Collected data

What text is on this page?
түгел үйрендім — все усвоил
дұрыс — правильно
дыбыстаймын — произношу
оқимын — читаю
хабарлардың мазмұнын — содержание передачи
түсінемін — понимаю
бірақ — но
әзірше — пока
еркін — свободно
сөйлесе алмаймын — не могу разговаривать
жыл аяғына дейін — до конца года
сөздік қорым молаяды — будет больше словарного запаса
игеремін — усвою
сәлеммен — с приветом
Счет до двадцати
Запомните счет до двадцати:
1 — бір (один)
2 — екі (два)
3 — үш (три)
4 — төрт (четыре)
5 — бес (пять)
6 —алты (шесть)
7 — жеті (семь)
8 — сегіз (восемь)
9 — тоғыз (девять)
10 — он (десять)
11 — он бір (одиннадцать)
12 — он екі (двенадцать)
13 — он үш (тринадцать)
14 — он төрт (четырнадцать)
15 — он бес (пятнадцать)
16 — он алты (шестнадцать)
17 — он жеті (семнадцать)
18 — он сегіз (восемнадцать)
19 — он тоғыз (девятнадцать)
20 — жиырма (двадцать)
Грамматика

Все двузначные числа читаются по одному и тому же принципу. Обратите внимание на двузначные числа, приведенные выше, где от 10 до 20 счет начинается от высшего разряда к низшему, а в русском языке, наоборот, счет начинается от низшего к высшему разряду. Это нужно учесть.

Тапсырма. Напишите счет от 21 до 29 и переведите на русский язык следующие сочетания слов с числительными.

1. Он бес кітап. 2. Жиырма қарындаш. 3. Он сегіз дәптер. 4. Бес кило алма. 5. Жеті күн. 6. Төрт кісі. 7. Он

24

**EXERCISE AIM**. Copy every record above exactly as it appears.

**FINISHED TASK**.
What text is on this page?
түгел үйрендім — все усвоил
дұрыс — правильно
дыбыстаймын — произношу
оқимын — читаю
хабарлардың мазмұнын — содержание передачи
түсінемін — понимаю
бірақ — но
әзірше — пока
еркін — свободно
сөйлесе алмаймын — не могу разговаривать
жыл аяғына дейін — до конца года
сөздік қорым молаяды — будет больше словарного запаса
игеремін — усвою
сәлеммен — с приветом
Счет до двадцати
Запомните счет до двадцати:
1 — бір (один)
2 — екі (два)
3 — үш (три)
4 — төрт (четыре)
5 — бес (пять)
6 —алты (шесть)
7 — жеті (семь)
8 — сегіз (восемь)
9 — тоғыз (девять)
10 — он (десять)
11 — он бір (одиннадцать)
12 — он екі (двенадцать)
13 — он үш (тринадцать)
14 — он төрт (четырнадцать)
15 — он бес (пятнадцать)
16 — он алты (шестнадцать)
17 — он жеті (семнадцать)
18 — он сегіз (восемнадцать)
19 — он тоғыз (девятнадцать)
20 — жиырма (двадцать)
Грамматика

Все двузначные числа читаются по одному и тому же принципу. Обратите внимание на двузначные числа, приведенные выше, где от 10 до 20 счет начинается от высшего разряда к низшему, а в русском языке, наоборот, счет начинается от низшего к высшему разряду. Это нужно учесть.

Тапсырма. Напишите счет от 21 до 29 и переведите на русский язык следующие сочетания слов с числительными.

1. Он бес кітап. 2. Жиырма қарындаш. 3. Он сегіз дәптер. 4. Бес кило алма. 5. Жеті күн. 6. Төрт кісі. 7. Он

24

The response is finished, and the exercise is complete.